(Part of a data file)
begin
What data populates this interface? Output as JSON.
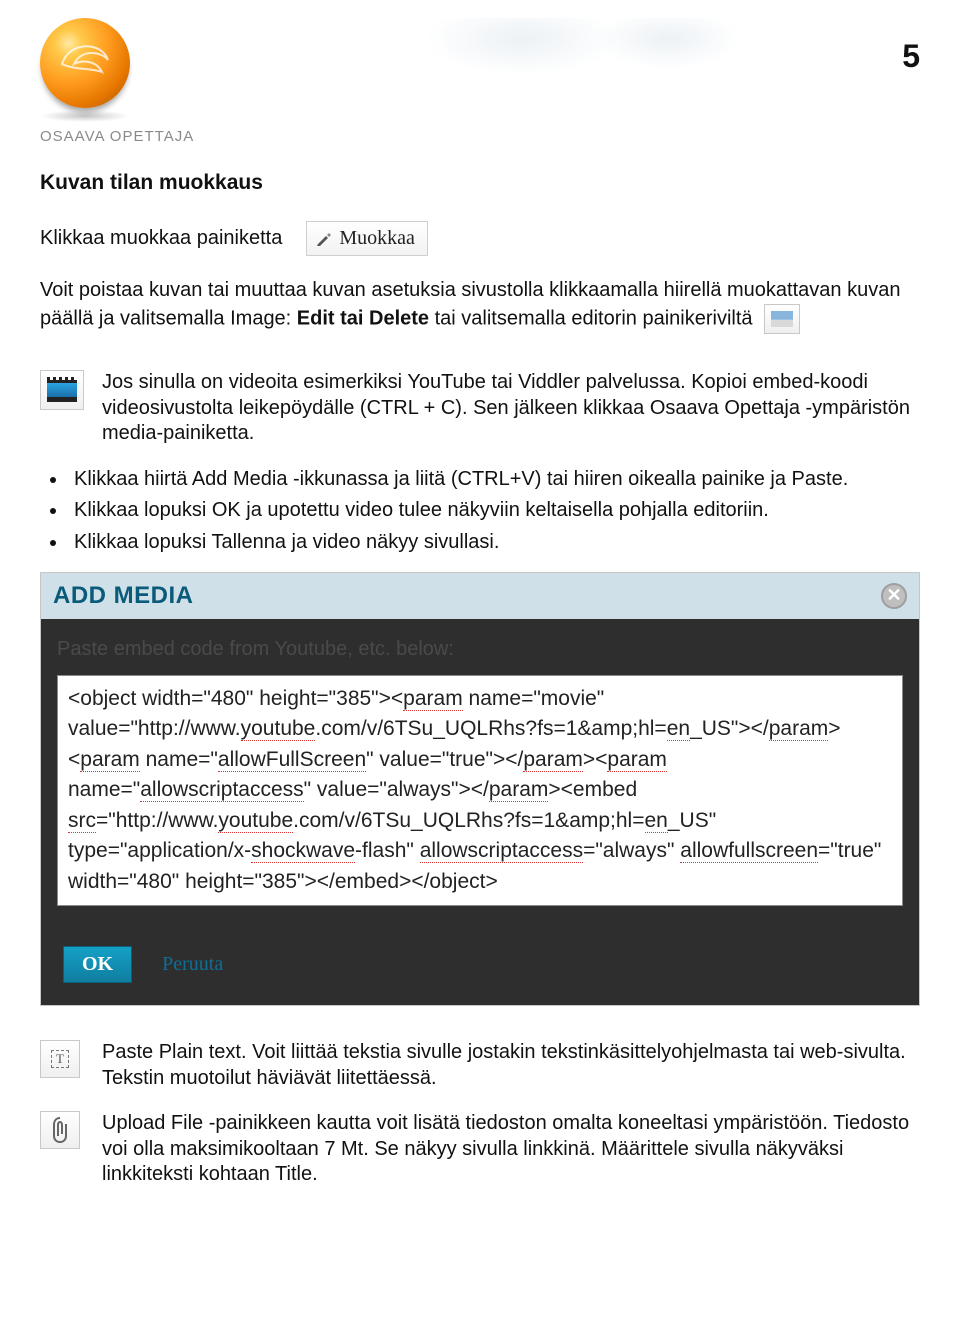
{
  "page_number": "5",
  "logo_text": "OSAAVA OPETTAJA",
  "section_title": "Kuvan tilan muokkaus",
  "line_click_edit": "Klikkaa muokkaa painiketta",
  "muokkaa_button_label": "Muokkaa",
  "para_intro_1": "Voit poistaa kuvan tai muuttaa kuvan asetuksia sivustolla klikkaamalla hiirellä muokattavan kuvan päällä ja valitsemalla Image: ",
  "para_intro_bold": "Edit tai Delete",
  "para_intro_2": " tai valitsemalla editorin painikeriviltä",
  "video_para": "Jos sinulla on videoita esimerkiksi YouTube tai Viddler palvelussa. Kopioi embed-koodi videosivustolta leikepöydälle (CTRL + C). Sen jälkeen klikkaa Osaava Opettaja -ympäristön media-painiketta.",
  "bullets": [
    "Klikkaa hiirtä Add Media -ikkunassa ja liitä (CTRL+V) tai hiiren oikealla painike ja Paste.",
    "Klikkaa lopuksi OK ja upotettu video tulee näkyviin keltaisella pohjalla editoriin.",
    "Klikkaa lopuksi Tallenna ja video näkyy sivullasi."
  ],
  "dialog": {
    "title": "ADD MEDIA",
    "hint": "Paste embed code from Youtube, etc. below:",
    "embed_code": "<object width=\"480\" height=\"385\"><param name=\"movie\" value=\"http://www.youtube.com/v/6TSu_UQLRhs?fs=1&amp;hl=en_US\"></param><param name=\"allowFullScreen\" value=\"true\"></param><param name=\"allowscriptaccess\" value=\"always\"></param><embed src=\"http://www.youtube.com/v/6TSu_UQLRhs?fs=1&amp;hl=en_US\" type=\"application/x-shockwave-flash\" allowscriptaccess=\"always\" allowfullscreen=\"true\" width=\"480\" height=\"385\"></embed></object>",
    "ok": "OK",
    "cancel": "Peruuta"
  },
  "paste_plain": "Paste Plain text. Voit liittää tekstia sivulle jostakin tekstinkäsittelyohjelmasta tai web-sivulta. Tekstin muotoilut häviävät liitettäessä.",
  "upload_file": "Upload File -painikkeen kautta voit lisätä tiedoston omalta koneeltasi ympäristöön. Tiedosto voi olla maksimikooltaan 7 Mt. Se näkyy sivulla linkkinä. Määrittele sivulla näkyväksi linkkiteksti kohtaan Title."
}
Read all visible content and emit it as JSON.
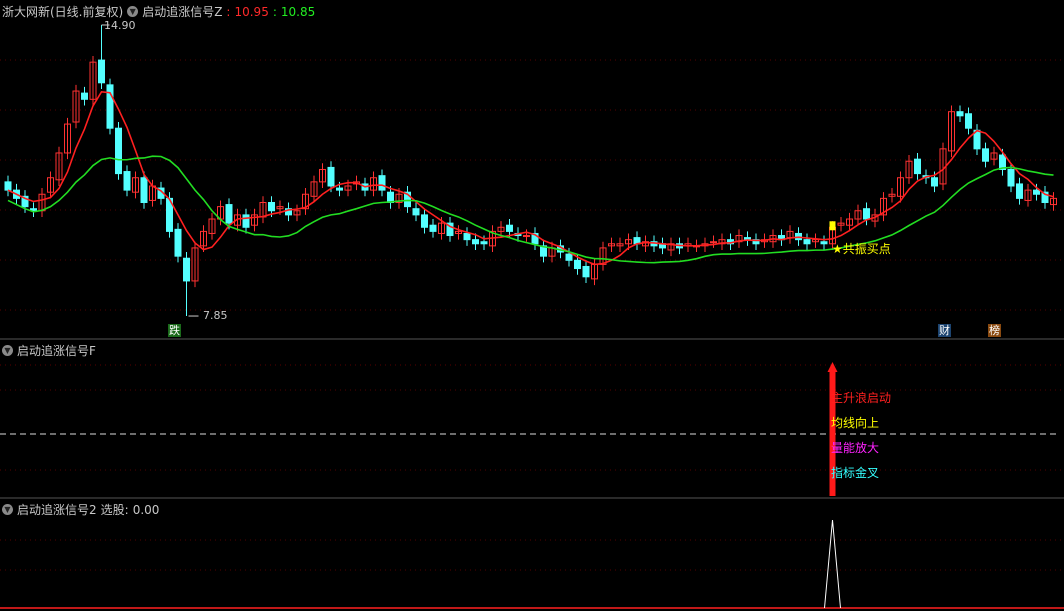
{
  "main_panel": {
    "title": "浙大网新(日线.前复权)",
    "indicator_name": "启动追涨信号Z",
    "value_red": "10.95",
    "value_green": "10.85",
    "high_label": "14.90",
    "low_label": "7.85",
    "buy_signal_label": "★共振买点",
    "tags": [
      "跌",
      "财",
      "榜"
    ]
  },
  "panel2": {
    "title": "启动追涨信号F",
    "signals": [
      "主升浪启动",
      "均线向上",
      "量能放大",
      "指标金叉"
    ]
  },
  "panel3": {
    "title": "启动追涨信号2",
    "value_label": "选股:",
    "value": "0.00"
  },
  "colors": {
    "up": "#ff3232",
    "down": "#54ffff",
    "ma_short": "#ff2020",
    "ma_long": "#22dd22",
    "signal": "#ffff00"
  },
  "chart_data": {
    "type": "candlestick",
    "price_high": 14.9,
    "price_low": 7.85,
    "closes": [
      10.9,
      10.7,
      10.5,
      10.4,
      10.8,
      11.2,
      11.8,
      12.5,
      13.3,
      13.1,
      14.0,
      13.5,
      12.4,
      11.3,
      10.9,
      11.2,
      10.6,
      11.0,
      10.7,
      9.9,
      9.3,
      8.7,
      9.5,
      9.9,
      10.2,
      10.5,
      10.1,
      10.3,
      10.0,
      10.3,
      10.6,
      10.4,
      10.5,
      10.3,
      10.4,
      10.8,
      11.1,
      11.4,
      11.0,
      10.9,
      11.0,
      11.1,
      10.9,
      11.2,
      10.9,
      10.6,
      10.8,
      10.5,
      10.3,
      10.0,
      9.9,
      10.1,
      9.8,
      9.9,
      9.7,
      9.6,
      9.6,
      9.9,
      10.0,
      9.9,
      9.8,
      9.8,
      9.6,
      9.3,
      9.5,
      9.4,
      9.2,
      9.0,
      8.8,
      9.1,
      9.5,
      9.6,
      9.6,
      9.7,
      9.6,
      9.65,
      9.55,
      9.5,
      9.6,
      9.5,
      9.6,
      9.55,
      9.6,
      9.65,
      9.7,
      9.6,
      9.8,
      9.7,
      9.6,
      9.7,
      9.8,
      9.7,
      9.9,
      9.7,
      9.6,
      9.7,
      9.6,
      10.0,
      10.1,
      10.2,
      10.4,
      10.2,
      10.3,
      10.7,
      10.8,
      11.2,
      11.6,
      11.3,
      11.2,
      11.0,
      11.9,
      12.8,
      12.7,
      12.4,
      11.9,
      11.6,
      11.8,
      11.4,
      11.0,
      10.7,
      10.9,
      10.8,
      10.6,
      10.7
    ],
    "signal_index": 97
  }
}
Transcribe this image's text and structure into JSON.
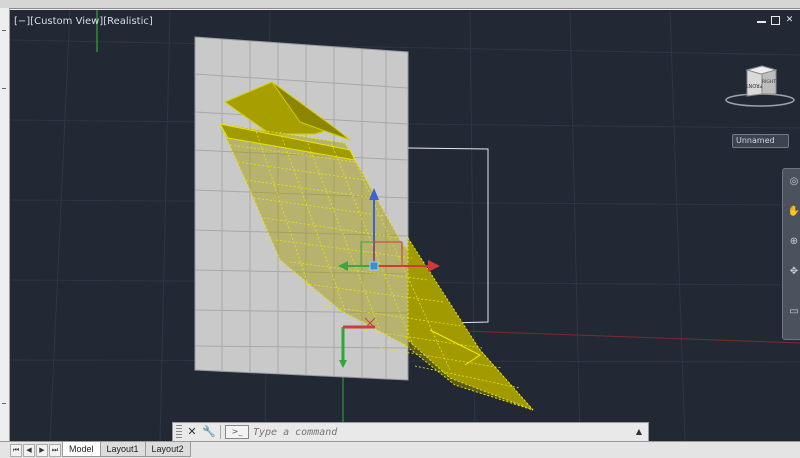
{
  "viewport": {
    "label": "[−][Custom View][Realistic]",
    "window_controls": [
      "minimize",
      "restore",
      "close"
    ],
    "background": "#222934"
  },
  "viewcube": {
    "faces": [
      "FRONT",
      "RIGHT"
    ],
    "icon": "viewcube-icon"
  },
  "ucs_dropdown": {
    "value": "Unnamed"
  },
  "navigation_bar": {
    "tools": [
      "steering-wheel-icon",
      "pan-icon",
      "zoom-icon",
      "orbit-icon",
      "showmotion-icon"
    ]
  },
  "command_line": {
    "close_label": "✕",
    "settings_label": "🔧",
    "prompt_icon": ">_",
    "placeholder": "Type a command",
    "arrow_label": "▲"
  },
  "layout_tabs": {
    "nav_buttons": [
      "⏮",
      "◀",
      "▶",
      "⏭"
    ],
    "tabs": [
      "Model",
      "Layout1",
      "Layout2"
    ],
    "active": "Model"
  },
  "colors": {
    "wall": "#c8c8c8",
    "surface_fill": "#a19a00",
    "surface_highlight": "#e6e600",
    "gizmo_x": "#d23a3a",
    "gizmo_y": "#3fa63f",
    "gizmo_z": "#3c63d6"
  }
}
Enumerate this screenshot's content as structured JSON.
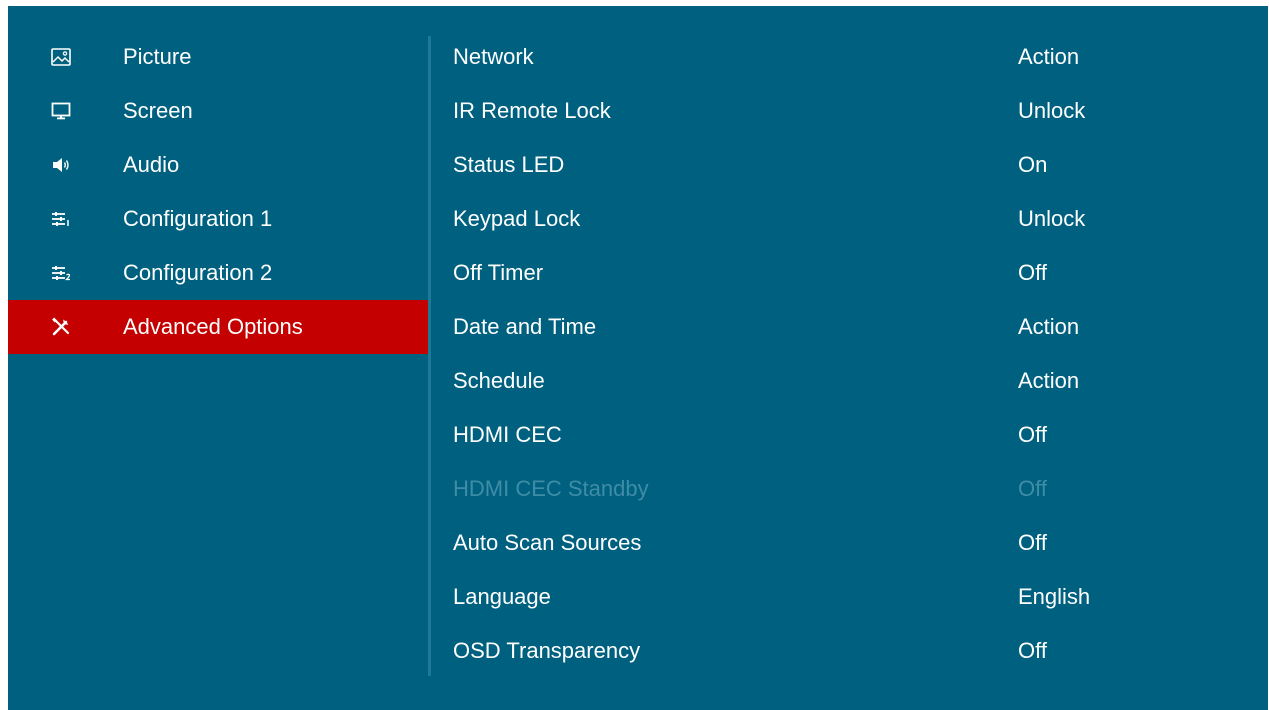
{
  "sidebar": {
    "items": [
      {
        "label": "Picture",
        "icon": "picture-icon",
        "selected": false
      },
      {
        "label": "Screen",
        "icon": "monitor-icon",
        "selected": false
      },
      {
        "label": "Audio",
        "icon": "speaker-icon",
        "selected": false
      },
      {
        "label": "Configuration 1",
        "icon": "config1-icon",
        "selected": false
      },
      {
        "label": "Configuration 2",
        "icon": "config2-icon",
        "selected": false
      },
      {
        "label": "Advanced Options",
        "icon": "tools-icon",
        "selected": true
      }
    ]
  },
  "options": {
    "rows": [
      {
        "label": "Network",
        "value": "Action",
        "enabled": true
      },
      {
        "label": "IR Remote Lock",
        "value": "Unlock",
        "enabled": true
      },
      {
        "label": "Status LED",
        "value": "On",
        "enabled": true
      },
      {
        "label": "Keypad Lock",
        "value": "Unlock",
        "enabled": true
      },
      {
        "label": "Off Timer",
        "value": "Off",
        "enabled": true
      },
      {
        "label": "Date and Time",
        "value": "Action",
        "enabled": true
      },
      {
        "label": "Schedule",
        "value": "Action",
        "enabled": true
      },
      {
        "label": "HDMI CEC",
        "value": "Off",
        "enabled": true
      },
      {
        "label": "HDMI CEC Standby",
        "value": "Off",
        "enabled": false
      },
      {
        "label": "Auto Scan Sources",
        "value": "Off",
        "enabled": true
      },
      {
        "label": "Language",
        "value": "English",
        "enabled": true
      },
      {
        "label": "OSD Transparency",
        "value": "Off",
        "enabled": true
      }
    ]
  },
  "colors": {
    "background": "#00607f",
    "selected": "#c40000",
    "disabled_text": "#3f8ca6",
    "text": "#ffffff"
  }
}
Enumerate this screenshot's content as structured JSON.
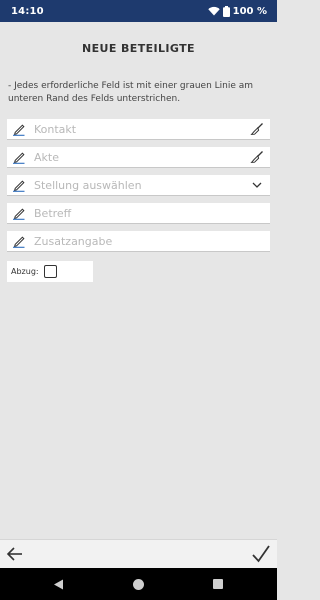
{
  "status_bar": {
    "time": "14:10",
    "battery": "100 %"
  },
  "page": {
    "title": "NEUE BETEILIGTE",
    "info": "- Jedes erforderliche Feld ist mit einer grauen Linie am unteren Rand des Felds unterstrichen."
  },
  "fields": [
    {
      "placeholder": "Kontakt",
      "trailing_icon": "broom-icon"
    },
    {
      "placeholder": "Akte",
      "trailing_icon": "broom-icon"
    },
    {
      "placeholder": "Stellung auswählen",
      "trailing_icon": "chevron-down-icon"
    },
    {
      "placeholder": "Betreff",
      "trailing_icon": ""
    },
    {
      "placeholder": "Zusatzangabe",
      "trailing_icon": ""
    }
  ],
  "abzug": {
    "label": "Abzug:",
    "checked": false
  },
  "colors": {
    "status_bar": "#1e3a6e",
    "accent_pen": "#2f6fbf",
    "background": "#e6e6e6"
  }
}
end
--- EXERCISE DETAILS ---
Select from the material above each line in which the string "Configuration" appears, and list those lines.

--- RESULT OF THE EXERCISE ---
        "label": "Configuration 1",
        "label": "Configuration 2",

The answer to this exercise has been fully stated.